Make an exact transcription of the material, leaving out all images.

— START OF RECORD SET —

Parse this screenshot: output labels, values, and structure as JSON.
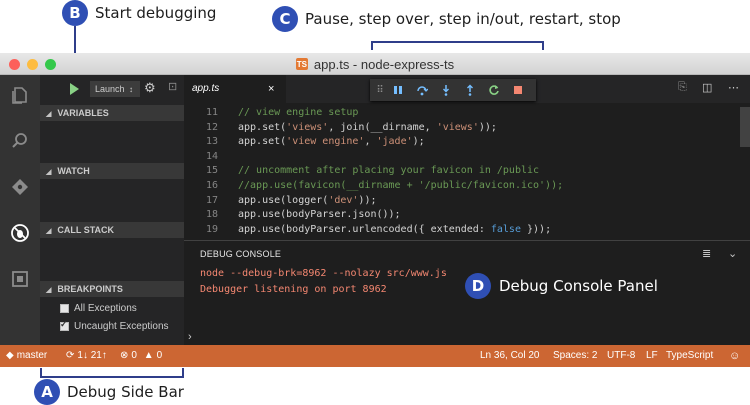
{
  "callouts": {
    "b": {
      "letter": "B",
      "text": "Start debugging"
    },
    "c": {
      "letter": "C",
      "text": "Pause, step over, step in/out, restart, stop"
    },
    "d": {
      "letter": "D",
      "text": "Debug Console Panel"
    },
    "a": {
      "letter": "A",
      "text": "Debug Side Bar"
    }
  },
  "window": {
    "title": "app.ts - node-express-ts"
  },
  "debug_toolbar": {
    "config": "Launch",
    "config_caret": "↕"
  },
  "sidebar": {
    "sections": {
      "variables": "VARIABLES",
      "watch": "WATCH",
      "call_stack": "CALL STACK",
      "breakpoints": "BREAKPOINTS"
    },
    "breakpoints": [
      {
        "label": "All Exceptions",
        "checked": false
      },
      {
        "label": "Uncaught Exceptions",
        "checked": true
      }
    ]
  },
  "editor": {
    "tab_label": "app.ts",
    "tab_close": "×",
    "lines": [
      {
        "num": "11",
        "tokens": [
          {
            "t": "// view engine setup",
            "c": "cm"
          }
        ]
      },
      {
        "num": "12",
        "tokens": [
          {
            "t": "app.set(",
            "c": ""
          },
          {
            "t": "'views'",
            "c": "str"
          },
          {
            "t": ", join(__dirname, ",
            "c": ""
          },
          {
            "t": "'views'",
            "c": "str"
          },
          {
            "t": "));",
            "c": ""
          }
        ]
      },
      {
        "num": "13",
        "tokens": [
          {
            "t": "app.set(",
            "c": ""
          },
          {
            "t": "'view engine'",
            "c": "str"
          },
          {
            "t": ", ",
            "c": ""
          },
          {
            "t": "'jade'",
            "c": "str"
          },
          {
            "t": ");",
            "c": ""
          }
        ]
      },
      {
        "num": "14",
        "tokens": []
      },
      {
        "num": "15",
        "tokens": [
          {
            "t": "// uncomment after placing your favicon in /public",
            "c": "cm"
          }
        ]
      },
      {
        "num": "16",
        "tokens": [
          {
            "t": "//app.use(favicon(__dirname + '/public/favicon.ico'));",
            "c": "cm"
          }
        ]
      },
      {
        "num": "17",
        "tokens": [
          {
            "t": "app.use(logger(",
            "c": ""
          },
          {
            "t": "'dev'",
            "c": "str"
          },
          {
            "t": "));",
            "c": ""
          }
        ]
      },
      {
        "num": "18",
        "tokens": [
          {
            "t": "app.use(bodyParser.json());",
            "c": ""
          }
        ]
      },
      {
        "num": "19",
        "tokens": [
          {
            "t": "app.use(bodyParser.urlencoded({ extended: ",
            "c": ""
          },
          {
            "t": "false",
            "c": "kw"
          },
          {
            "t": " }));",
            "c": ""
          }
        ]
      }
    ]
  },
  "debug_console": {
    "title": "DEBUG CONSOLE",
    "lines": [
      "node --debug-brk=8962 --nolazy src/www.js",
      "Debugger listening on port 8962"
    ],
    "prompt": "›"
  },
  "status_bar": {
    "branch": "master",
    "sync": "1↓ 21↑",
    "errors": "0",
    "warnings": "0",
    "position": "Ln 36, Col 20",
    "spaces": "Spaces: 2",
    "encoding": "UTF-8",
    "eol": "LF",
    "language": "TypeScript"
  },
  "colors": {
    "status_bar": "#cc6633",
    "callout_badge": "#2f4fb4",
    "play": "#89d185",
    "stop": "#f48771"
  }
}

— END OF RECORD SET —

** RESULT BELOW **
Parse this screenshot: output labels, values, and structure as JSON.
{
  "callouts": {
    "b": {
      "letter": "B",
      "text": "Start debugging"
    },
    "c": {
      "letter": "C",
      "text": "Pause, step over, step in/out, restart, stop"
    },
    "d": {
      "letter": "D",
      "text": "Debug Console Panel"
    },
    "a": {
      "letter": "A",
      "text": "Debug Side Bar"
    }
  },
  "window": {
    "title": "app.ts - node-express-ts"
  },
  "debug_toolbar": {
    "config": "Launch",
    "config_caret": "↕"
  },
  "sidebar": {
    "sections": {
      "variables": "VARIABLES",
      "watch": "WATCH",
      "call_stack": "CALL STACK",
      "breakpoints": "BREAKPOINTS"
    },
    "breakpoints": [
      {
        "label": "All Exceptions",
        "checked": false
      },
      {
        "label": "Uncaught Exceptions",
        "checked": true
      }
    ]
  },
  "editor": {
    "tab_label": "app.ts",
    "tab_close": "×",
    "lines": [
      {
        "num": "11",
        "tokens": [
          {
            "t": "// view engine setup",
            "c": "cm"
          }
        ]
      },
      {
        "num": "12",
        "tokens": [
          {
            "t": "app.set(",
            "c": ""
          },
          {
            "t": "'views'",
            "c": "str"
          },
          {
            "t": ", join(__dirname, ",
            "c": ""
          },
          {
            "t": "'views'",
            "c": "str"
          },
          {
            "t": "));",
            "c": ""
          }
        ]
      },
      {
        "num": "13",
        "tokens": [
          {
            "t": "app.set(",
            "c": ""
          },
          {
            "t": "'view engine'",
            "c": "str"
          },
          {
            "t": ", ",
            "c": ""
          },
          {
            "t": "'jade'",
            "c": "str"
          },
          {
            "t": ");",
            "c": ""
          }
        ]
      },
      {
        "num": "14",
        "tokens": []
      },
      {
        "num": "15",
        "tokens": [
          {
            "t": "// uncomment after placing your favicon in /public",
            "c": "cm"
          }
        ]
      },
      {
        "num": "16",
        "tokens": [
          {
            "t": "//app.use(favicon(__dirname + '/public/favicon.ico'));",
            "c": "cm"
          }
        ]
      },
      {
        "num": "17",
        "tokens": [
          {
            "t": "app.use(logger(",
            "c": ""
          },
          {
            "t": "'dev'",
            "c": "str"
          },
          {
            "t": "));",
            "c": ""
          }
        ]
      },
      {
        "num": "18",
        "tokens": [
          {
            "t": "app.use(bodyParser.json());",
            "c": ""
          }
        ]
      },
      {
        "num": "19",
        "tokens": [
          {
            "t": "app.use(bodyParser.urlencoded({ extended: ",
            "c": ""
          },
          {
            "t": "false",
            "c": "kw"
          },
          {
            "t": " }));",
            "c": ""
          }
        ]
      }
    ]
  },
  "debug_console": {
    "title": "DEBUG CONSOLE",
    "lines": [
      "node --debug-brk=8962 --nolazy src/www.js",
      "Debugger listening on port 8962"
    ],
    "prompt": "›"
  },
  "status_bar": {
    "branch": "master",
    "sync": "1↓ 21↑",
    "errors": "0",
    "warnings": "0",
    "position": "Ln 36, Col 20",
    "spaces": "Spaces: 2",
    "encoding": "UTF-8",
    "eol": "LF",
    "language": "TypeScript"
  },
  "colors": {
    "status_bar": "#cc6633",
    "callout_badge": "#2f4fb4",
    "play": "#89d185",
    "stop": "#f48771"
  }
}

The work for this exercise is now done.